_Instructions for the task_. Gather every line in the records below that contains the word "ответов".

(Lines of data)
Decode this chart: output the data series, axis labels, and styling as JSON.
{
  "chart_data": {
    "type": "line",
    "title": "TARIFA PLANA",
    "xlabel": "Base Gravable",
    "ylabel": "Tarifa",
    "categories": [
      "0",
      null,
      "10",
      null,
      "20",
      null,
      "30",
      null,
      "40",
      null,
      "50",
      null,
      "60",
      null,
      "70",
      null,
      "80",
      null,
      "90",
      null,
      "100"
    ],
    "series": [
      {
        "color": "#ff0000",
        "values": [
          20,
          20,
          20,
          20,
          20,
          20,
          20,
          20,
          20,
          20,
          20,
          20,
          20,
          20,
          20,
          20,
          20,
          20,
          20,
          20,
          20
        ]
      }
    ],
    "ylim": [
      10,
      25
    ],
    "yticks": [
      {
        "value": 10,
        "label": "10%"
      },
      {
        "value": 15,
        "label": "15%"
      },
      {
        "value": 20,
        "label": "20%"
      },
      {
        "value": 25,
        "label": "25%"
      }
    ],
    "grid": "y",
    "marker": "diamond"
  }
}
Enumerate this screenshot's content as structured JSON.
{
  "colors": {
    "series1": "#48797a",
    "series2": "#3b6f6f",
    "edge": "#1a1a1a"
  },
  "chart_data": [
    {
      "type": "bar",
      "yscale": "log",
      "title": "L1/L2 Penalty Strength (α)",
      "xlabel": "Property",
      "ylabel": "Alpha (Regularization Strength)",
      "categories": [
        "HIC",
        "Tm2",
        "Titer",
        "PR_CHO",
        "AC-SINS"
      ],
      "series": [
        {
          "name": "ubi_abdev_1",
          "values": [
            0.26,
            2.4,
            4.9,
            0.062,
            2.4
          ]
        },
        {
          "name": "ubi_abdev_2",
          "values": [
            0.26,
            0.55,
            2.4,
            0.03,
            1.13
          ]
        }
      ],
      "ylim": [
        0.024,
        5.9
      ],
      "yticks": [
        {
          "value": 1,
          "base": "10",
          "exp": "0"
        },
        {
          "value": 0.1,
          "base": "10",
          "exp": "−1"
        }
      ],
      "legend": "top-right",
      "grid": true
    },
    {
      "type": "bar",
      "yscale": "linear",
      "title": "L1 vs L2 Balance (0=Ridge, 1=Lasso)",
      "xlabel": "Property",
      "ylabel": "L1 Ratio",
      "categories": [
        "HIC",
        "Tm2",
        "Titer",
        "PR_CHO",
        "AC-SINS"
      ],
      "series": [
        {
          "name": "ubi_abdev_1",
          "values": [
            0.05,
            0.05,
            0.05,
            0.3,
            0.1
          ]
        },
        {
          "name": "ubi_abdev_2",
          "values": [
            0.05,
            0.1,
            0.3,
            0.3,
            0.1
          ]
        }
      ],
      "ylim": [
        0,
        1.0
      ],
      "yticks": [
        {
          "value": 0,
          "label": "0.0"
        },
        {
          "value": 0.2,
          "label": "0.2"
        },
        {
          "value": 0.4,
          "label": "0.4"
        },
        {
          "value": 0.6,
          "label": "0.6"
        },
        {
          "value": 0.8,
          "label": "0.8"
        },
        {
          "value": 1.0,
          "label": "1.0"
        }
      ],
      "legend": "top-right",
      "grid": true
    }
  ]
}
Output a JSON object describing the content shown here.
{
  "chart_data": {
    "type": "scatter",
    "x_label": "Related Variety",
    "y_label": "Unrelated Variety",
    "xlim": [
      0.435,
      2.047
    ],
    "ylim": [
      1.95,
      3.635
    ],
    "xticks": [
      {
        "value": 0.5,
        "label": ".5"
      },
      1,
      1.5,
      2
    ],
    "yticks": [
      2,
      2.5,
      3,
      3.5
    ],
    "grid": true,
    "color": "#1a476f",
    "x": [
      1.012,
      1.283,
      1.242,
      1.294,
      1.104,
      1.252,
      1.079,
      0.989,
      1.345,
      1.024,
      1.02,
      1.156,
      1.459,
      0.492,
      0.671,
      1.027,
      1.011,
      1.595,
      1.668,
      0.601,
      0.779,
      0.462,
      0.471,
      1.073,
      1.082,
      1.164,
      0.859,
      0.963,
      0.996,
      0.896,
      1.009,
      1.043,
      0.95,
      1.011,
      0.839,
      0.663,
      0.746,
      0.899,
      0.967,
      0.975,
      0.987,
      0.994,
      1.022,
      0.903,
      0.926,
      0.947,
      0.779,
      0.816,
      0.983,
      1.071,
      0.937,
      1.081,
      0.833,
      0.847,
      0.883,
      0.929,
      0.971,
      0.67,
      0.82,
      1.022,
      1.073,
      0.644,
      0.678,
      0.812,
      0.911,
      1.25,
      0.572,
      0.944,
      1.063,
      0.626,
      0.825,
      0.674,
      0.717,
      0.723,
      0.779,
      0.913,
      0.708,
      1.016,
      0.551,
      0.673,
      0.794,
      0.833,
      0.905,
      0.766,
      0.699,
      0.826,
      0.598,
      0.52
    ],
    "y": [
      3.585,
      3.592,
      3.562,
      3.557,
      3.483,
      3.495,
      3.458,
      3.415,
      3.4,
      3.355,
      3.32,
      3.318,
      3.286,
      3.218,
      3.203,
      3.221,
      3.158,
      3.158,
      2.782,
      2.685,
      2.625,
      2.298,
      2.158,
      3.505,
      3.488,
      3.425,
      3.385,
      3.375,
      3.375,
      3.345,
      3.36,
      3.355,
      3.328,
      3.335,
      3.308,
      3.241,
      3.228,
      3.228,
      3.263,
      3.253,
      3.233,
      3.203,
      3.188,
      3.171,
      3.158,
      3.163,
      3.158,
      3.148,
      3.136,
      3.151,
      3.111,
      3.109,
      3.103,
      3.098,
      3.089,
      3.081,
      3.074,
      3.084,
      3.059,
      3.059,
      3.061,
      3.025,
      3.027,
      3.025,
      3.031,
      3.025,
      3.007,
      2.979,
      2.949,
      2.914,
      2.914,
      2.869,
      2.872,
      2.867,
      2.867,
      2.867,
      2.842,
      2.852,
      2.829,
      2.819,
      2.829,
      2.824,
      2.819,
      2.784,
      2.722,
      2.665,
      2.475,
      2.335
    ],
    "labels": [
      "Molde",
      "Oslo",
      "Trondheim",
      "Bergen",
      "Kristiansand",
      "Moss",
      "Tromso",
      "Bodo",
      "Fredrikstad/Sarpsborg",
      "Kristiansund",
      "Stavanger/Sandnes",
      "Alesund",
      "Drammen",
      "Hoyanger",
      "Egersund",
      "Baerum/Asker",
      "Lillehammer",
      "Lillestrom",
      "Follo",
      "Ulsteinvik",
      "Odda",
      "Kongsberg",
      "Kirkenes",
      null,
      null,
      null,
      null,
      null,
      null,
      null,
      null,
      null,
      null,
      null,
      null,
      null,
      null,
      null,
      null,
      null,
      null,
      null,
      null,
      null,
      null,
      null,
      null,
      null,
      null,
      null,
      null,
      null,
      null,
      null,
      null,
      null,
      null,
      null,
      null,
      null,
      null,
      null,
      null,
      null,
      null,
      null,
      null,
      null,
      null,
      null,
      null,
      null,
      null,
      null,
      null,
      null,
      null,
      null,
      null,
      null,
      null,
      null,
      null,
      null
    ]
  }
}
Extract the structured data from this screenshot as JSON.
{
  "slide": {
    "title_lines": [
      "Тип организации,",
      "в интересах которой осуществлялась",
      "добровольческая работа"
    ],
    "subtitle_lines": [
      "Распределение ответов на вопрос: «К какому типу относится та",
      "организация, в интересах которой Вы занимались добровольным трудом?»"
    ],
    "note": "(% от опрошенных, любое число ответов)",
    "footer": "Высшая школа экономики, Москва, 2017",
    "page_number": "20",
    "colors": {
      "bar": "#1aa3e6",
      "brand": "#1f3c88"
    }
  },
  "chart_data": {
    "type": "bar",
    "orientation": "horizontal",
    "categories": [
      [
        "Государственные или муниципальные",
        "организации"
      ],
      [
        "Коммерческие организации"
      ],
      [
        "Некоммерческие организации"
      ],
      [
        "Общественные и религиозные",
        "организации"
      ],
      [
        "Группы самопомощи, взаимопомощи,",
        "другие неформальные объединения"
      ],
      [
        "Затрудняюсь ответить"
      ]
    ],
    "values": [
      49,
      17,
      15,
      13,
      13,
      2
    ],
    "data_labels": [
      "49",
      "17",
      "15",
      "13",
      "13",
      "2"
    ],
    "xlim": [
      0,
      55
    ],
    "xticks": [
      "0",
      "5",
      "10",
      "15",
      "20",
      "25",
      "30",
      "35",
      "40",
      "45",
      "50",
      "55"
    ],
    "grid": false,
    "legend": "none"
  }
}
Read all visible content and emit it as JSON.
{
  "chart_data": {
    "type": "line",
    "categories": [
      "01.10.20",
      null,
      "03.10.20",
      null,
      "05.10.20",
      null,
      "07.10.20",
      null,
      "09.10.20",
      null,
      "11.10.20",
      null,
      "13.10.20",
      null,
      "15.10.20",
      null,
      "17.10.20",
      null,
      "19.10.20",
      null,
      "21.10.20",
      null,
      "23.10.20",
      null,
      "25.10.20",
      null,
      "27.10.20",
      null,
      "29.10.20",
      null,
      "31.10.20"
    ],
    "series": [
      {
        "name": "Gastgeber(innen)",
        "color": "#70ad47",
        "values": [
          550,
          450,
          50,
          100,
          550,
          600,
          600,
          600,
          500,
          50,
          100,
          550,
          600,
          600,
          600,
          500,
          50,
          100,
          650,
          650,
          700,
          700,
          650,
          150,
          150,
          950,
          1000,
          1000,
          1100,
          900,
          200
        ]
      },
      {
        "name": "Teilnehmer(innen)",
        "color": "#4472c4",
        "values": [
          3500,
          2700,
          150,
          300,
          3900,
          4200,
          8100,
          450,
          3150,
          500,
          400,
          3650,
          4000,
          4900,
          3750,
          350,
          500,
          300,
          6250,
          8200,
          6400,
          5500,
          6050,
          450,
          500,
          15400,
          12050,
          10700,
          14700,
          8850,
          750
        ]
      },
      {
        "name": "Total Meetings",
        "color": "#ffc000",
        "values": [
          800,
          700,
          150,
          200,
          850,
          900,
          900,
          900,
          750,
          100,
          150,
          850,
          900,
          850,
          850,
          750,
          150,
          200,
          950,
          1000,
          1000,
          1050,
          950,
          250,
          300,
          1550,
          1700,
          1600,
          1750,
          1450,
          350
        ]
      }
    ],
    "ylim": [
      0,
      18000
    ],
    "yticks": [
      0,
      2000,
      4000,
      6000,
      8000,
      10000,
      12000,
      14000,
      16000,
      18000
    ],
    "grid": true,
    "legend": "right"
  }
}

_Task solution_.
      "Распределение ответов на вопрос: «К какому типу относится та",
    "note": "(% от опрошенных, любое число ответов)",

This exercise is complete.